** DIRECTIONS **
Take each line containing "Your" and report it exactly as written.

(Extracts from a graphics dataset)
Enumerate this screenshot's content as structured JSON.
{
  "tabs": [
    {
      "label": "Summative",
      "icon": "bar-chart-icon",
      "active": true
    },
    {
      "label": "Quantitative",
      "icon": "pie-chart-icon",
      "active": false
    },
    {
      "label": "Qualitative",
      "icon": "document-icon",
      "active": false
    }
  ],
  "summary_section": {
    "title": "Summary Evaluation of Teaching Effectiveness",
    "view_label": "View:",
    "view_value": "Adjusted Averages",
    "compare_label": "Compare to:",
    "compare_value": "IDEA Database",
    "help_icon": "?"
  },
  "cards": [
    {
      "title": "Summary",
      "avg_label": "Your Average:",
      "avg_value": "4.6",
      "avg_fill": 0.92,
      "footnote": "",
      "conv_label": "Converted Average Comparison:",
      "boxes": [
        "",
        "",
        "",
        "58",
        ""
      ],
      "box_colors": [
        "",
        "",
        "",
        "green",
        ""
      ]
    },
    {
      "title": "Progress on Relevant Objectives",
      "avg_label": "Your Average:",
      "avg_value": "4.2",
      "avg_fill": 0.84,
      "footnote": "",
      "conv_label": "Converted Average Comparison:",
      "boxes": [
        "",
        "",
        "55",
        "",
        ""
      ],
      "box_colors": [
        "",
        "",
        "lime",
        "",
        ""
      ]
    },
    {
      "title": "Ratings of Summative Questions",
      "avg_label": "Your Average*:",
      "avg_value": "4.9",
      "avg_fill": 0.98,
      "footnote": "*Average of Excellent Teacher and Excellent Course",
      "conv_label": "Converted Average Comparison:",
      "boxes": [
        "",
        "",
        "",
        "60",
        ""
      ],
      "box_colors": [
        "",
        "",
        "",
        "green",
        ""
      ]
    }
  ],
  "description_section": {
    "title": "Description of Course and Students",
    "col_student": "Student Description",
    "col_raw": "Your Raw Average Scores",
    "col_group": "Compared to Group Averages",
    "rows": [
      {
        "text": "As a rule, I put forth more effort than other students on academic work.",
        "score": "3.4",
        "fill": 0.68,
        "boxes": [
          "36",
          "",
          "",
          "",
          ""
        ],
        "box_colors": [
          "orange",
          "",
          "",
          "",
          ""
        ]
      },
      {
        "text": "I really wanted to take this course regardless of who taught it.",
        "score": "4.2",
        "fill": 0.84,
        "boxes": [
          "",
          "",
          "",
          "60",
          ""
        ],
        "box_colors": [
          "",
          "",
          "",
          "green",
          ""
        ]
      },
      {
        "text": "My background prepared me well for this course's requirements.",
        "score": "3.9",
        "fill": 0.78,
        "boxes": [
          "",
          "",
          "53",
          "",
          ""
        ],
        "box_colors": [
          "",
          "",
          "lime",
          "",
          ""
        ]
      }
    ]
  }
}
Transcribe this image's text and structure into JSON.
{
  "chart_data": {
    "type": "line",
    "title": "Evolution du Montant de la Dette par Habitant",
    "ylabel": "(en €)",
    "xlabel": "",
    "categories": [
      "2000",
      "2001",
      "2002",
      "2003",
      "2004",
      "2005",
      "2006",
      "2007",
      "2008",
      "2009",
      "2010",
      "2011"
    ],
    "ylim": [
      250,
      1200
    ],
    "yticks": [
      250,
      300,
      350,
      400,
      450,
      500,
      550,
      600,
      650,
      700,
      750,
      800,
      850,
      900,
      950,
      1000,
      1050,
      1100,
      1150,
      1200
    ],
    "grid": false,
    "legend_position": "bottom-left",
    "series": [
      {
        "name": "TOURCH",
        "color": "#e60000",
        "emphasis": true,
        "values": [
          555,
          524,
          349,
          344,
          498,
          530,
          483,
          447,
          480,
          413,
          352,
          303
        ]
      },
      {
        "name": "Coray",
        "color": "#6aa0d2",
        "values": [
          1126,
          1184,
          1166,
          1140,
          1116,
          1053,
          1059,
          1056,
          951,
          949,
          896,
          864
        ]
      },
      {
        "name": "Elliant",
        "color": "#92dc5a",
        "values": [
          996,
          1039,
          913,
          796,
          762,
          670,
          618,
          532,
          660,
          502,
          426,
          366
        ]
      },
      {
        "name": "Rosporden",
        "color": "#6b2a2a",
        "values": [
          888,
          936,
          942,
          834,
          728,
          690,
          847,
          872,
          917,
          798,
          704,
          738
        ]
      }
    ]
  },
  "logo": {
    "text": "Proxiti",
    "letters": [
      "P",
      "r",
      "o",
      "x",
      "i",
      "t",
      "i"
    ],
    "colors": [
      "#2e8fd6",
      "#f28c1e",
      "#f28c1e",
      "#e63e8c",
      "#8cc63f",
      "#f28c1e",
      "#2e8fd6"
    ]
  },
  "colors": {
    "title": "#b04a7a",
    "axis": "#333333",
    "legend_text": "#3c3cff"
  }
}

** SOLUTION TO THE PROBLEM **
      "avg_label": "Your Average:",
      "avg_label": "Your Average:",
      "avg_label": "Your Average*:",
    "col_raw": "Your Raw Average Scores",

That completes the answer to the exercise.